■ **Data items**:
* * * * * * *
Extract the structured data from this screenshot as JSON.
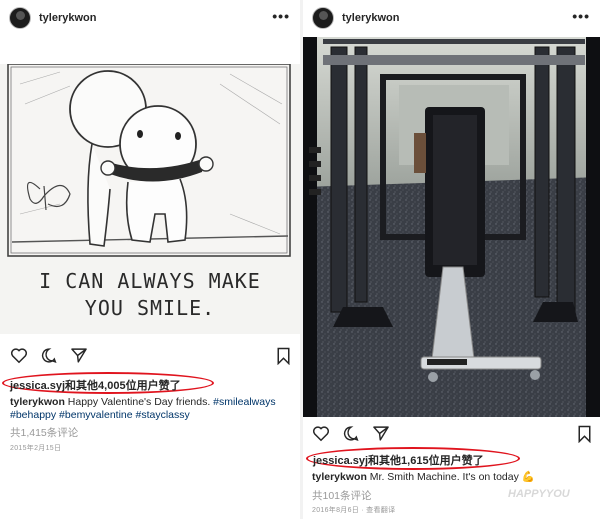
{
  "left_post": {
    "username": "tylerykwon",
    "image_text": "I CAN ALWAYS MAKE YOU SMILE.",
    "likes": "jessica.syj和其他4,005位用户赞了",
    "caption_user": "tylerykwon",
    "caption_text": "Happy Valentine's Day friends.",
    "hashtags_line1": "#smilealways",
    "hashtags_line2": "#behappy #bemyvalentine #stayclassy",
    "comments": "共1,415条评论",
    "date": "2015年2月15日"
  },
  "right_post": {
    "username": "tylerykwon",
    "likes": "jessica.syj和其他1,615位用户赞了",
    "caption_user": "tylerykwon",
    "caption_text": "Mr. Smith Machine. It's on today",
    "comments": "共101条评论",
    "date": "2016年8月6日 · 查看翻译"
  },
  "watermark": "HAPPYYOU",
  "colors": {
    "highlight_oval": "#e0141e",
    "hashtag": "#003569",
    "muted": "#999999"
  },
  "icons": [
    "heart-icon",
    "comment-icon",
    "share-icon",
    "bookmark-icon",
    "more-icon"
  ]
}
* * * * * * *
■ **Short problem**:
Retype each record exactly as it stands, but do not include the pictures.

■ **Exercise output**:
Extract the structured data from this screenshot as JSON.
{
  "left_post": {
    "username": "tylerykwon",
    "image_text": "I CAN ALWAYS MAKE YOU SMILE.",
    "likes": "jessica.syj和其他4,005位用户赞了",
    "caption_user": "tylerykwon",
    "caption_text": "Happy Valentine's Day friends.",
    "hashtags_line1": "#smilealways",
    "hashtags_line2": "#behappy #bemyvalentine #stayclassy",
    "comments": "共1,415条评论",
    "date": "2015年2月15日"
  },
  "right_post": {
    "username": "tylerykwon",
    "likes": "jessica.syj和其他1,615位用户赞了",
    "caption_user": "tylerykwon",
    "caption_text": "Mr. Smith Machine. It's on today",
    "comments": "共101条评论",
    "date": "2016年8月6日 · 查看翻译"
  },
  "watermark": "HAPPYYOU",
  "colors": {
    "highlight_oval": "#e0141e",
    "hashtag": "#003569",
    "muted": "#999999"
  },
  "icons": [
    "heart-icon",
    "comment-icon",
    "share-icon",
    "bookmark-icon",
    "more-icon"
  ]
}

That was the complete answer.